*Task goal*
Repeat every record exactly, but keep images out of the copy.

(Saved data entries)
============================================================
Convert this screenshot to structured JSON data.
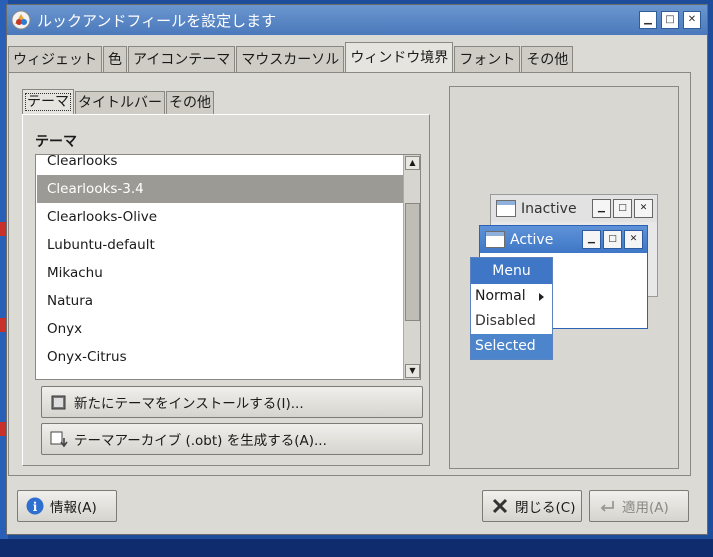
{
  "window": {
    "title": "ルックアンドフィールを設定します"
  },
  "tabs": [
    {
      "label": "ウィジェット"
    },
    {
      "label": "色"
    },
    {
      "label": "アイコンテーマ"
    },
    {
      "label": "マウスカーソル"
    },
    {
      "label": "ウィンドウ境界",
      "active": true
    },
    {
      "label": "フォント"
    },
    {
      "label": "その他"
    }
  ],
  "subtabs": [
    {
      "label": "テーマ",
      "active": true
    },
    {
      "label": "タイトルバー"
    },
    {
      "label": "その他"
    }
  ],
  "theme_section": {
    "label": "テーマ",
    "themes": [
      "Clearlooks",
      "Clearlooks-3.4",
      "Clearlooks-Olive",
      "Lubuntu-default",
      "Mikachu",
      "Natura",
      "Onyx",
      "Onyx-Citrus"
    ],
    "selected": "Clearlooks-3.4",
    "install_button": "新たにテーマをインストールする(I)...",
    "archive_button": "テーマアーカイブ (.obt) を生成する(A)..."
  },
  "preview": {
    "inactive_title": "Inactive",
    "active_title": "Active",
    "menu": {
      "title": "Menu",
      "items": [
        "Normal",
        "Disabled",
        "Selected"
      ]
    }
  },
  "footer": {
    "about_button": "情報(A)",
    "close_button": "閉じる(C)",
    "apply_button": "適用(A)"
  },
  "colors": {
    "titlebar": "#4a79bb",
    "selection": "#9c9a94",
    "preview_active": "#3f77c6"
  }
}
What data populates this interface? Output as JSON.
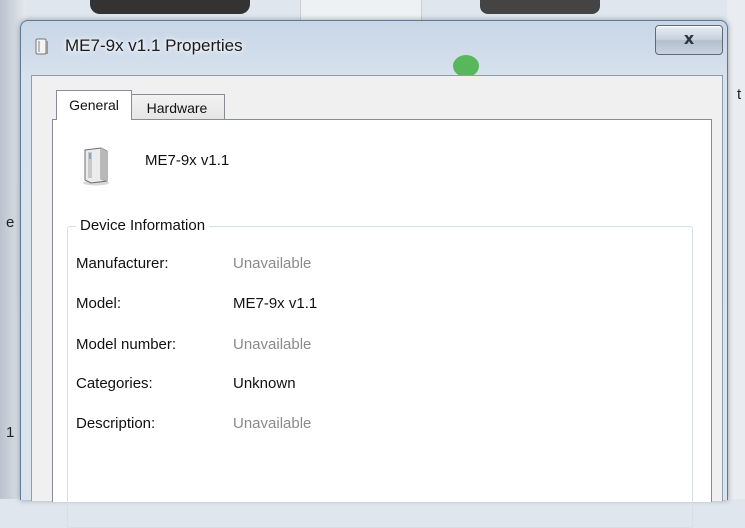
{
  "window": {
    "title": "ME7-9x v1.1 Properties",
    "close_label": "x"
  },
  "background": {
    "left_chars": [
      "e",
      "1"
    ],
    "right_char": "t"
  },
  "tabs": [
    {
      "label": "General",
      "selected": true
    },
    {
      "label": "Hardware",
      "selected": false
    }
  ],
  "device": {
    "name": "ME7-9x v1.1",
    "icon": "device-icon"
  },
  "device_information": {
    "heading": "Device Information",
    "rows": [
      {
        "label": "Manufacturer:",
        "value": "Unavailable",
        "muted": true
      },
      {
        "label": "Model:",
        "value": "ME7-9x v1.1",
        "muted": false
      },
      {
        "label": "Model number:",
        "value": "Unavailable",
        "muted": true
      },
      {
        "label": "Categories:",
        "value": "Unknown",
        "muted": false
      },
      {
        "label": "Description:",
        "value": "Unavailable",
        "muted": true
      }
    ]
  },
  "colors": {
    "muted_value": "#8a8a8a",
    "text": "#111111"
  }
}
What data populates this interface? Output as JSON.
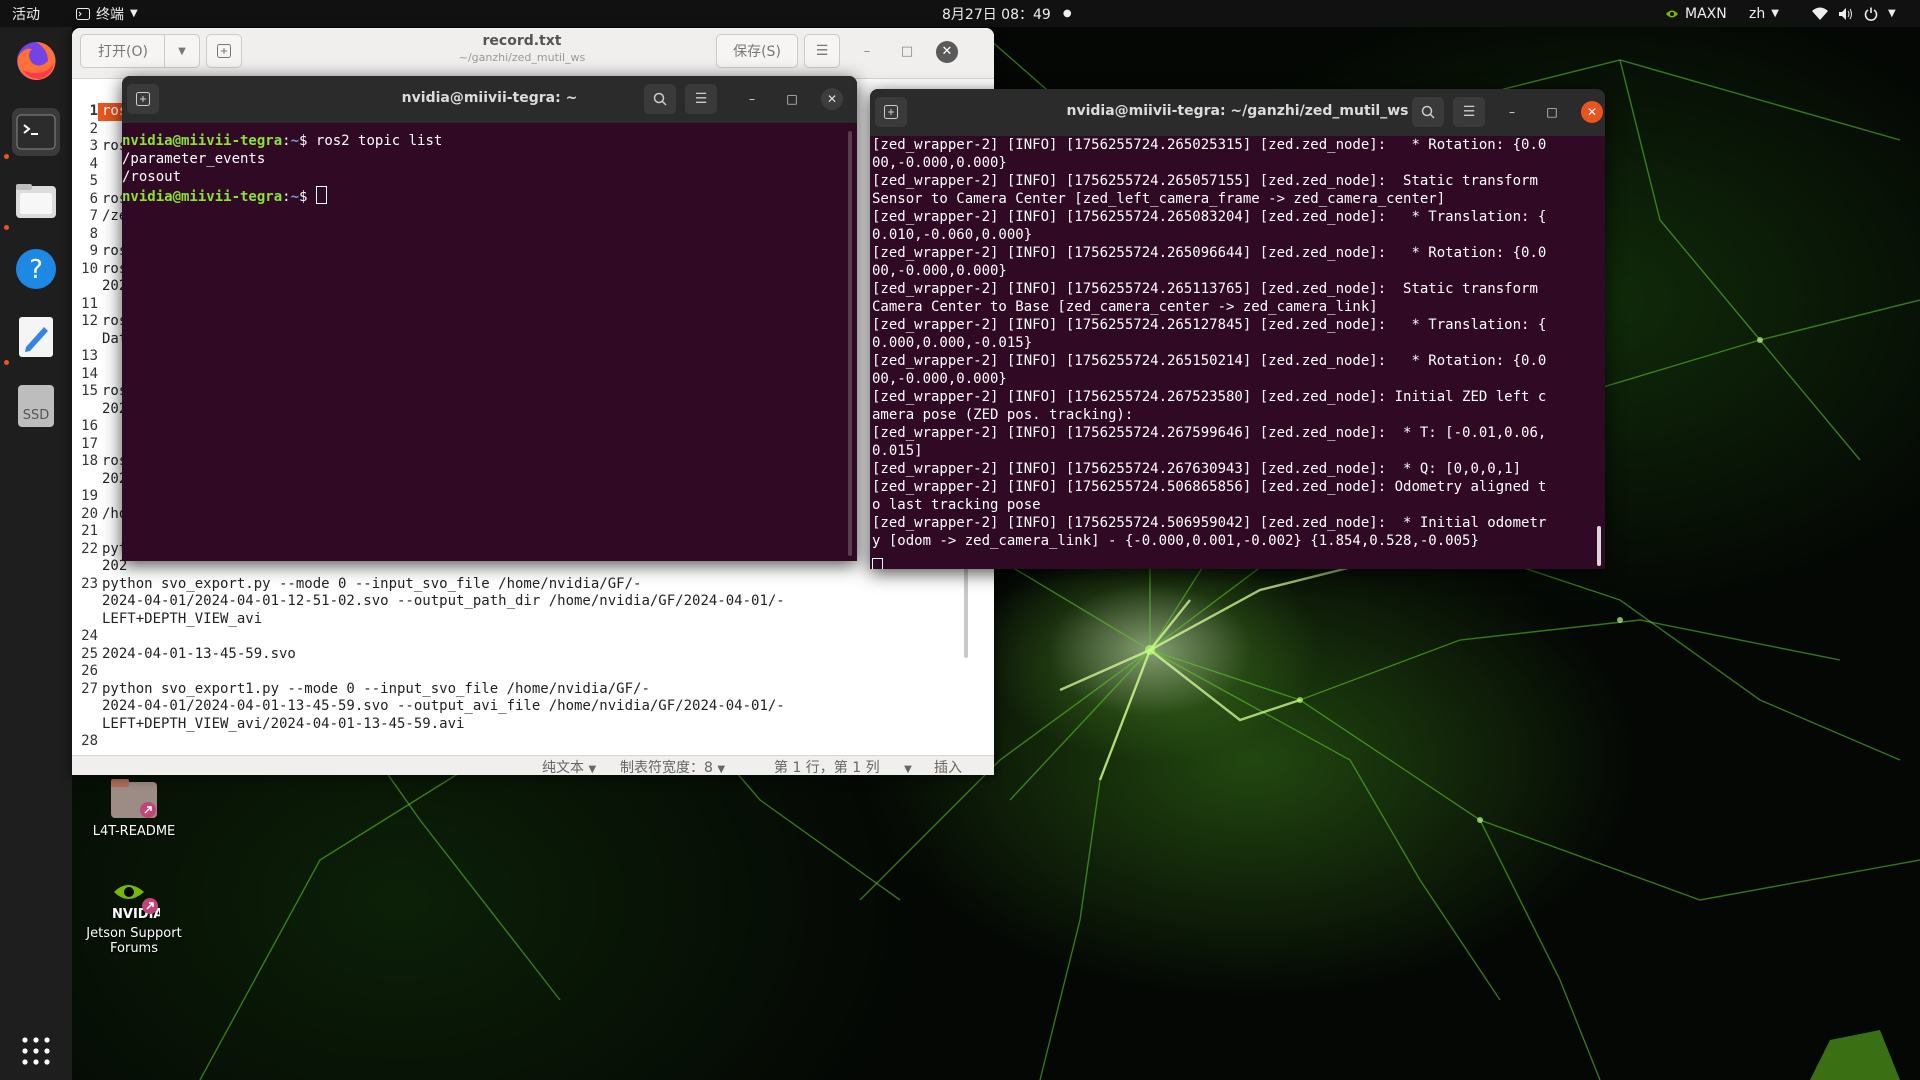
{
  "topbar": {
    "activities": "活动",
    "app_menu": "终端",
    "clock": "8月27日  08：49",
    "power_mode": "MAXN",
    "lang": "zh"
  },
  "dock": {
    "items": [
      {
        "name": "firefox",
        "icon": "firefox-icon"
      },
      {
        "name": "terminal",
        "icon": "terminal-icon"
      },
      {
        "name": "files",
        "icon": "files-icon"
      },
      {
        "name": "help",
        "icon": "help-icon"
      },
      {
        "name": "text-editor",
        "icon": "text-editor-icon"
      },
      {
        "name": "ssd",
        "label": "SSD",
        "icon": "ssd-drive-icon"
      },
      {
        "name": "show-apps",
        "icon": "grid-icon"
      }
    ]
  },
  "desktop": {
    "icons": [
      {
        "label": "L4T-README",
        "icon": "folder-link-icon"
      },
      {
        "label": "Jetson Support Forums",
        "icon": "nvidia-link-icon",
        "logo_text": "NVIDIA"
      }
    ]
  },
  "gedit": {
    "open_label": "打开(O)",
    "save_label": "保存(S)",
    "title": "record.txt",
    "subtitle": "~/ganzhi/zed_mutil_ws",
    "line_numbers": [
      "1",
      "2",
      "3",
      "4",
      "5",
      "6",
      "7",
      "8",
      "9",
      "10",
      "",
      "11",
      "12",
      "",
      "13",
      "14",
      "15",
      "",
      "16",
      "17",
      "18",
      "",
      "19",
      "20",
      "21",
      "22",
      "",
      "23",
      "",
      "",
      "24",
      "25",
      "26",
      "27",
      "",
      "",
      "28"
    ],
    "lines": [
      "ros",
      "",
      "ros",
      "",
      "",
      "ros",
      "/ze",
      "",
      "ros",
      "ros",
      "202",
      "",
      "ros",
      "Dat",
      "",
      "",
      "ros",
      "202",
      "",
      "",
      "ros",
      "202",
      "",
      "/ho",
      "",
      "pyt",
      "202",
      "python svo_export.py --mode 0 --input_svo_file /home/nvidia/GF/-",
      "2024-04-01/2024-04-01-12-51-02.svo --output_path_dir /home/nvidia/GF/2024-04-01/-",
      "LEFT+DEPTH_VIEW_avi",
      "",
      "2024-04-01-13-45-59.svo",
      "",
      "python svo_export1.py --mode 0 --input_svo_file /home/nvidia/GF/-",
      "2024-04-01/2024-04-01-13-45-59.svo --output_avi_file /home/nvidia/GF/2024-04-01/-",
      "LEFT+DEPTH_VIEW_avi/2024-04-01-13-45-59.avi",
      ""
    ],
    "status": {
      "mode": "纯文本",
      "tab_width": "制表符宽度：8",
      "position": "第 1 行，第 1 列",
      "insert": "插入"
    }
  },
  "terminal1": {
    "title": "nvidia@miivii-tegra: ~",
    "user": "nvidia@miivii-tegra",
    "sep": ":",
    "path": "~",
    "dollar": "$ ",
    "command": "ros2 topic list",
    "output": [
      "/parameter_events",
      "/rosout"
    ]
  },
  "terminal2": {
    "title": "nvidia@miivii-tegra: ~/ganzhi/zed_mutil_ws",
    "lines": [
      "[zed_wrapper-2] [INFO] [1756255724.265025315] [zed.zed_node]:   * Rotation: {0.0",
      "00,-0.000,0.000}",
      "[zed_wrapper-2] [INFO] [1756255724.265057155] [zed.zed_node]:  Static transform",
      "Sensor to Camera Center [zed_left_camera_frame -> zed_camera_center]",
      "[zed_wrapper-2] [INFO] [1756255724.265083204] [zed.zed_node]:   * Translation: {",
      "0.010,-0.060,0.000}",
      "[zed_wrapper-2] [INFO] [1756255724.265096644] [zed.zed_node]:   * Rotation: {0.0",
      "00,-0.000,0.000}",
      "[zed_wrapper-2] [INFO] [1756255724.265113765] [zed.zed_node]:  Static transform",
      "Camera Center to Base [zed_camera_center -> zed_camera_link]",
      "[zed_wrapper-2] [INFO] [1756255724.265127845] [zed.zed_node]:   * Translation: {",
      "0.000,0.000,-0.015}",
      "[zed_wrapper-2] [INFO] [1756255724.265150214] [zed.zed_node]:   * Rotation: {0.0",
      "00,-0.000,0.000}",
      "[zed_wrapper-2] [INFO] [1756255724.267523580] [zed.zed_node]: Initial ZED left c",
      "amera pose (ZED pos. tracking):",
      "[zed_wrapper-2] [INFO] [1756255724.267599646] [zed.zed_node]:  * T: [-0.01,0.06,",
      "0.015]",
      "[zed_wrapper-2] [INFO] [1756255724.267630943] [zed.zed_node]:  * Q: [0,0,0,1]",
      "[zed_wrapper-2] [INFO] [1756255724.506865856] [zed.zed_node]: Odometry aligned t",
      "o last tracking pose",
      "[zed_wrapper-2] [INFO] [1756255724.506959042] [zed.zed_node]:  * Initial odometr",
      "y [odom -> zed_camera_link] - {-0.000,0.001,-0.002} {1.854,0.528,-0.005}"
    ]
  },
  "colors": {
    "terminal_bg": "#300a24",
    "prompt_user": "#8ae234",
    "prompt_path": "#729fcf",
    "accent": "#e95420"
  }
}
============================================================
*Response to the task*
Convert this screenshot to structured JSON data.
{
  "window": {
    "title": "ルックアンドフィールを設定します"
  },
  "tabs": [
    {
      "label": "ウィジェット"
    },
    {
      "label": "色"
    },
    {
      "label": "アイコンテーマ"
    },
    {
      "label": "マウスカーソル"
    },
    {
      "label": "ウィンドウ境界",
      "active": true
    },
    {
      "label": "フォント"
    },
    {
      "label": "その他"
    }
  ],
  "subtabs": [
    {
      "label": "テーマ",
      "active": true
    },
    {
      "label": "タイトルバー"
    },
    {
      "label": "その他"
    }
  ],
  "theme_section": {
    "label": "テーマ",
    "themes": [
      "Clearlooks",
      "Clearlooks-3.4",
      "Clearlooks-Olive",
      "Lubuntu-default",
      "Mikachu",
      "Natura",
      "Onyx",
      "Onyx-Citrus"
    ],
    "selected": "Clearlooks-3.4",
    "install_button": "新たにテーマをインストールする(I)...",
    "archive_button": "テーマアーカイブ (.obt) を生成する(A)..."
  },
  "preview": {
    "inactive_title": "Inactive",
    "active_title": "Active",
    "menu": {
      "title": "Menu",
      "items": [
        "Normal",
        "Disabled",
        "Selected"
      ]
    }
  },
  "footer": {
    "about_button": "情報(A)",
    "close_button": "閉じる(C)",
    "apply_button": "適用(A)"
  },
  "colors": {
    "titlebar": "#4a79bb",
    "selection": "#9c9a94",
    "preview_active": "#3f77c6"
  }
}
What data populates this interface? Output as JSON.
{
  "window": {
    "title": "ME7-9x v1.1 Properties",
    "close_label": "x"
  },
  "background": {
    "left_chars": [
      "e",
      "1"
    ],
    "right_char": "t"
  },
  "tabs": [
    {
      "label": "General",
      "selected": true
    },
    {
      "label": "Hardware",
      "selected": false
    }
  ],
  "device": {
    "name": "ME7-9x v1.1",
    "icon": "device-icon"
  },
  "device_information": {
    "heading": "Device Information",
    "rows": [
      {
        "label": "Manufacturer:",
        "value": "Unavailable",
        "muted": true
      },
      {
        "label": "Model:",
        "value": "ME7-9x v1.1",
        "muted": false
      },
      {
        "label": "Model number:",
        "value": "Unavailable",
        "muted": true
      },
      {
        "label": "Categories:",
        "value": "Unknown",
        "muted": false
      },
      {
        "label": "Description:",
        "value": "Unavailable",
        "muted": true
      }
    ]
  },
  "colors": {
    "muted_value": "#8a8a8a",
    "text": "#111111"
  }
}
What data populates this interface? Output as JSON.
{
  "topbar": {
    "activities": "活动",
    "app_menu": "终端",
    "clock": "8月27日  08：49",
    "power_mode": "MAXN",
    "lang": "zh"
  },
  "dock": {
    "items": [
      {
        "name": "firefox",
        "icon": "firefox-icon"
      },
      {
        "name": "terminal",
        "icon": "terminal-icon"
      },
      {
        "name": "files",
        "icon": "files-icon"
      },
      {
        "name": "help",
        "icon": "help-icon"
      },
      {
        "name": "text-editor",
        "icon": "text-editor-icon"
      },
      {
        "name": "ssd",
        "label": "SSD",
        "icon": "ssd-drive-icon"
      },
      {
        "name": "show-apps",
        "icon": "grid-icon"
      }
    ]
  },
  "desktop": {
    "icons": [
      {
        "label": "L4T-README",
        "icon": "folder-link-icon"
      },
      {
        "label": "Jetson Support Forums",
        "icon": "nvidia-link-icon",
        "logo_text": "NVIDIA"
      }
    ]
  },
  "gedit": {
    "open_label": "打开(O)",
    "save_label": "保存(S)",
    "title": "record.txt",
    "subtitle": "~/ganzhi/zed_mutil_ws",
    "line_numbers": [
      "1",
      "2",
      "3",
      "4",
      "5",
      "6",
      "7",
      "8",
      "9",
      "10",
      "",
      "11",
      "12",
      "",
      "13",
      "14",
      "15",
      "",
      "16",
      "17",
      "18",
      "",
      "19",
      "20",
      "21",
      "22",
      "",
      "23",
      "",
      "",
      "24",
      "25",
      "26",
      "27",
      "",
      "",
      "28"
    ],
    "lines": [
      "ros",
      "",
      "ros",
      "",
      "",
      "ros",
      "/ze",
      "",
      "ros",
      "ros",
      "202",
      "",
      "ros",
      "Dat",
      "",
      "",
      "ros",
      "202",
      "",
      "",
      "ros",
      "202",
      "",
      "/ho",
      "",
      "pyt",
      "202",
      "python svo_export.py --mode 0 --input_svo_file /home/nvidia/GF/-",
      "2024-04-01/2024-04-01-12-51-02.svo --output_path_dir /home/nvidia/GF/2024-04-01/-",
      "LEFT+DEPTH_VIEW_avi",
      "",
      "2024-04-01-13-45-59.svo",
      "",
      "python svo_export1.py --mode 0 --input_svo_file /home/nvidia/GF/-",
      "2024-04-01/2024-04-01-13-45-59.svo --output_avi_file /home/nvidia/GF/2024-04-01/-",
      "LEFT+DEPTH_VIEW_avi/2024-04-01-13-45-59.avi",
      ""
    ],
    "status": {
      "mode": "纯文本",
      "tab_width": "制表符宽度：8",
      "position": "第 1 行，第 1 列",
      "insert": "插入"
    }
  },
  "terminal1": {
    "title": "nvidia@miivii-tegra: ~",
    "user": "nvidia@miivii-tegra",
    "sep": ":",
    "path": "~",
    "dollar": "$ ",
    "command": "ros2 topic list",
    "output": [
      "/parameter_events",
      "/rosout"
    ]
  },
  "terminal2": {
    "title": "nvidia@miivii-tegra: ~/ganzhi/zed_mutil_ws",
    "lines": [
      "[zed_wrapper-2] [INFO] [1756255724.265025315] [zed.zed_node]:   * Rotation: {0.0",
      "00,-0.000,0.000}",
      "[zed_wrapper-2] [INFO] [1756255724.265057155] [zed.zed_node]:  Static transform",
      "Sensor to Camera Center [zed_left_camera_frame -> zed_camera_center]",
      "[zed_wrapper-2] [INFO] [1756255724.265083204] [zed.zed_node]:   * Translation: {",
      "0.010,-0.060,0.000}",
      "[zed_wrapper-2] [INFO] [1756255724.265096644] [zed.zed_node]:   * Rotation: {0.0",
      "00,-0.000,0.000}",
      "[zed_wrapper-2] [INFO] [1756255724.265113765] [zed.zed_node]:  Static transform",
      "Camera Center to Base [zed_camera_center -> zed_camera_link]",
      "[zed_wrapper-2] [INFO] [1756255724.265127845] [zed.zed_node]:   * Translation: {",
      "0.000,0.000,-0.015}",
      "[zed_wrapper-2] [INFO] [1756255724.265150214] [zed.zed_node]:   * Rotation: {0.0",
      "00,-0.000,0.000}",
      "[zed_wrapper-2] [INFO] [1756255724.267523580] [zed.zed_node]: Initial ZED left c",
      "amera pose (ZED pos. tracking):",
      "[zed_wrapper-2] [INFO] [1756255724.267599646] [zed.zed_node]:  * T: [-0.01,0.06,",
      "0.015]",
      "[zed_wrapper-2] [INFO] [1756255724.267630943] [zed.zed_node]:  * Q: [0,0,0,1]",
      "[zed_wrapper-2] [INFO] [1756255724.506865856] [zed.zed_node]: Odometry aligned t",
      "o last tracking pose",
      "[zed_wrapper-2] [INFO] [1756255724.506959042] [zed.zed_node]:  * Initial odometr",
      "y [odom -> zed_camera_link] - {-0.000,0.001,-0.002} {1.854,0.528,-0.005}"
    ]
  },
  "colors": {
    "terminal_bg": "#300a24",
    "prompt_user": "#8ae234",
    "prompt_path": "#729fcf",
    "accent": "#e95420"
  }
}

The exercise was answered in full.